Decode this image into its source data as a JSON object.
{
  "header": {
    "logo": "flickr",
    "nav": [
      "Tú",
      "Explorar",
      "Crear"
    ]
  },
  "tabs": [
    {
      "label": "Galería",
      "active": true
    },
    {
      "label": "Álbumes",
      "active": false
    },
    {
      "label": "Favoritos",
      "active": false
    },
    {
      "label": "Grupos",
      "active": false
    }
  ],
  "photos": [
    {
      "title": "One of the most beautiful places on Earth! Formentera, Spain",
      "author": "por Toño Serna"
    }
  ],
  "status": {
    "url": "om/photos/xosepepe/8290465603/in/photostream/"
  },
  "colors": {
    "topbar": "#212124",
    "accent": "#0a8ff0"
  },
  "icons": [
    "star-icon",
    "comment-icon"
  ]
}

**WORK TO BE COMPLETED**
Count every line in the entries above where the word "photos" appears; respond with the number alone.

**RESULT**
2